Copy every record below exactly.

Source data
● ● ● ● ● ● ●
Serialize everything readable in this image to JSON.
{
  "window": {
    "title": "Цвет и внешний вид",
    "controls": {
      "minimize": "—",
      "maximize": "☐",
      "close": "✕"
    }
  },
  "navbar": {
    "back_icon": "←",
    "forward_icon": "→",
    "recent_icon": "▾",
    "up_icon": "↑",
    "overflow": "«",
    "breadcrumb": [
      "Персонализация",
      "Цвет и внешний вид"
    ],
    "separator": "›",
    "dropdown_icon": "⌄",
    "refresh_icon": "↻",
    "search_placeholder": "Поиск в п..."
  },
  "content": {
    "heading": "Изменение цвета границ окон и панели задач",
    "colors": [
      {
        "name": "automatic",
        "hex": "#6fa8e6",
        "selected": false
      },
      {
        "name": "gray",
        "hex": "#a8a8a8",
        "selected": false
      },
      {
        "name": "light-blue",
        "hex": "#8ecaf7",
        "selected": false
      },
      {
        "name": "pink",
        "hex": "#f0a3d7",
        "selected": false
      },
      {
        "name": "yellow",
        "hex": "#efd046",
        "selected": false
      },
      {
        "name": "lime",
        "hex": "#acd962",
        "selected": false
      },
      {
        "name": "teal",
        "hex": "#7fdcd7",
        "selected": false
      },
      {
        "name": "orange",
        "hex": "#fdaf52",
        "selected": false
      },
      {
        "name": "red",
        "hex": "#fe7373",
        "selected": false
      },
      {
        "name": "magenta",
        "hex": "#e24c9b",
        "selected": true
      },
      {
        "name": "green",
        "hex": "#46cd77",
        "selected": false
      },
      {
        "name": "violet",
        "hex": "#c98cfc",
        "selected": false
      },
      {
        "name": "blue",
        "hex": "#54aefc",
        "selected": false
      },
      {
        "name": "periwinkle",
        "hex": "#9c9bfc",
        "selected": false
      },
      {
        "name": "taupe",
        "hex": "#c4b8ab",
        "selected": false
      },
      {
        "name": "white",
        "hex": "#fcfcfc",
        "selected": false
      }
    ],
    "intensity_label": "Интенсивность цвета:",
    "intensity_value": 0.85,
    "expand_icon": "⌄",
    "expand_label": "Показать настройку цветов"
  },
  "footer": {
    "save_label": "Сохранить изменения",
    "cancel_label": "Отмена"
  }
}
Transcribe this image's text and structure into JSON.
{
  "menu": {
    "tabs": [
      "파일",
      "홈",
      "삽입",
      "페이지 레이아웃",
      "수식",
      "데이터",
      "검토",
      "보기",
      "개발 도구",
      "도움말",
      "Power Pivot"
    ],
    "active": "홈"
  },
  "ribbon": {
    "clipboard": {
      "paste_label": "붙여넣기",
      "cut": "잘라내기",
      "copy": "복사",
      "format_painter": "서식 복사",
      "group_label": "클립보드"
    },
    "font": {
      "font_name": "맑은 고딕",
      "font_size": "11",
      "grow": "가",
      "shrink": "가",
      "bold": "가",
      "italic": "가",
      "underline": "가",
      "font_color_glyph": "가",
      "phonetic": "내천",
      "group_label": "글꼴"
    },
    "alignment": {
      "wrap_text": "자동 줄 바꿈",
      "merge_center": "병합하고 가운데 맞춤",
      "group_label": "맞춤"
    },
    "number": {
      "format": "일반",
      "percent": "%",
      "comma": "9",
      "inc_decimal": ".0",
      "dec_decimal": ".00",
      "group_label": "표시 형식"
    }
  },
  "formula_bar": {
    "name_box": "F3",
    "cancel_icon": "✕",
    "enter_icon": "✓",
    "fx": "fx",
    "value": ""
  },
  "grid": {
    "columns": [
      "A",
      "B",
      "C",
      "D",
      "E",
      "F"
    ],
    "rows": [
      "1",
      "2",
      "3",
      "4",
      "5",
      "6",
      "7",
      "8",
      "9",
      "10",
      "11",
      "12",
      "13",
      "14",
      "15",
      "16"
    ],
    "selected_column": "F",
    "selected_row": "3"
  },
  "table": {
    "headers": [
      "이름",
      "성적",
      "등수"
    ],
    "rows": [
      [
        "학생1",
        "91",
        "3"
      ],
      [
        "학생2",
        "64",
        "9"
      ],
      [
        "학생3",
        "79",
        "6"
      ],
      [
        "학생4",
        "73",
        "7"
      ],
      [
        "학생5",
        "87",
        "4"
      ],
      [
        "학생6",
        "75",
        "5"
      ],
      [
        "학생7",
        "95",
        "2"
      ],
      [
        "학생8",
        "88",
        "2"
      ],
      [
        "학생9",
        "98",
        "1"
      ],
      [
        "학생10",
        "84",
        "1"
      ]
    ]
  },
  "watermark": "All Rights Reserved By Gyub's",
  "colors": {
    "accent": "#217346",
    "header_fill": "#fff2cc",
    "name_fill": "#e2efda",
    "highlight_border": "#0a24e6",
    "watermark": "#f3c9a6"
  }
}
● ● ● ● ● ● ●
__REPLY__
Serialize everything readable in this image to JSON.
{
  "window": {
    "title": "Цвет и внешний вид",
    "controls": {
      "minimize": "—",
      "maximize": "☐",
      "close": "✕"
    }
  },
  "navbar": {
    "back_icon": "←",
    "forward_icon": "→",
    "recent_icon": "▾",
    "up_icon": "↑",
    "overflow": "«",
    "breadcrumb": [
      "Персонализация",
      "Цвет и внешний вид"
    ],
    "separator": "›",
    "dropdown_icon": "⌄",
    "refresh_icon": "↻",
    "search_placeholder": "Поиск в п..."
  },
  "content": {
    "heading": "Изменение цвета границ окон и панели задач",
    "colors": [
      {
        "name": "automatic",
        "hex": "#6fa8e6",
        "selected": false
      },
      {
        "name": "gray",
        "hex": "#a8a8a8",
        "selected": false
      },
      {
        "name": "light-blue",
        "hex": "#8ecaf7",
        "selected": false
      },
      {
        "name": "pink",
        "hex": "#f0a3d7",
        "selected": false
      },
      {
        "name": "yellow",
        "hex": "#efd046",
        "selected": false
      },
      {
        "name": "lime",
        "hex": "#acd962",
        "selected": false
      },
      {
        "name": "teal",
        "hex": "#7fdcd7",
        "selected": false
      },
      {
        "name": "orange",
        "hex": "#fdaf52",
        "selected": false
      },
      {
        "name": "red",
        "hex": "#fe7373",
        "selected": false
      },
      {
        "name": "magenta",
        "hex": "#e24c9b",
        "selected": true
      },
      {
        "name": "green",
        "hex": "#46cd77",
        "selected": false
      },
      {
        "name": "violet",
        "hex": "#c98cfc",
        "selected": false
      },
      {
        "name": "blue",
        "hex": "#54aefc",
        "selected": false
      },
      {
        "name": "periwinkle",
        "hex": "#9c9bfc",
        "selected": false
      },
      {
        "name": "taupe",
        "hex": "#c4b8ab",
        "selected": false
      },
      {
        "name": "white",
        "hex": "#fcfcfc",
        "selected": false
      }
    ],
    "intensity_label": "Интенсивность цвета:",
    "intensity_value": 0.85,
    "expand_icon": "⌄",
    "expand_label": "Показать настройку цветов"
  },
  "footer": {
    "save_label": "Сохранить изменения",
    "cancel_label": "Отмена"
  }
}
Transcribe this image's text and structure into JSON.
{
  "menu": {
    "tabs": [
      "파일",
      "홈",
      "삽입",
      "페이지 레이아웃",
      "수식",
      "데이터",
      "검토",
      "보기",
      "개발 도구",
      "도움말",
      "Power Pivot"
    ],
    "active": "홈"
  },
  "ribbon": {
    "clipboard": {
      "paste_label": "붙여넣기",
      "cut": "잘라내기",
      "copy": "복사",
      "format_painter": "서식 복사",
      "group_label": "클립보드"
    },
    "font": {
      "font_name": "맑은 고딕",
      "font_size": "11",
      "grow": "가",
      "shrink": "가",
      "bold": "가",
      "italic": "가",
      "underline": "가",
      "font_color_glyph": "가",
      "phonetic": "내천",
      "group_label": "글꼴"
    },
    "alignment": {
      "wrap_text": "자동 줄 바꿈",
      "merge_center": "병합하고 가운데 맞춤",
      "group_label": "맞춤"
    },
    "number": {
      "format": "일반",
      "percent": "%",
      "comma": "9",
      "inc_decimal": ".0",
      "dec_decimal": ".00",
      "group_label": "표시 형식"
    }
  },
  "formula_bar": {
    "name_box": "F3",
    "cancel_icon": "✕",
    "enter_icon": "✓",
    "fx": "fx",
    "value": ""
  },
  "grid": {
    "columns": [
      "A",
      "B",
      "C",
      "D",
      "E",
      "F"
    ],
    "rows": [
      "1",
      "2",
      "3",
      "4",
      "5",
      "6",
      "7",
      "8",
      "9",
      "10",
      "11",
      "12",
      "13",
      "14",
      "15",
      "16"
    ],
    "selected_column": "F",
    "selected_row": "3"
  },
  "table": {
    "headers": [
      "이름",
      "성적",
      "등수"
    ],
    "rows": [
      [
        "학생1",
        "91",
        "3"
      ],
      [
        "학생2",
        "64",
        "9"
      ],
      [
        "학생3",
        "79",
        "6"
      ],
      [
        "학생4",
        "73",
        "7"
      ],
      [
        "학생5",
        "87",
        "4"
      ],
      [
        "학생6",
        "75",
        "5"
      ],
      [
        "학생7",
        "95",
        "2"
      ],
      [
        "학생8",
        "88",
        "2"
      ],
      [
        "학생9",
        "98",
        "1"
      ],
      [
        "학생10",
        "84",
        "1"
      ]
    ]
  },
  "watermark": "All Rights Reserved By Gyub's",
  "colors": {
    "accent": "#217346",
    "header_fill": "#fff2cc",
    "name_fill": "#e2efda",
    "highlight_border": "#0a24e6",
    "watermark": "#f3c9a6"
  }
}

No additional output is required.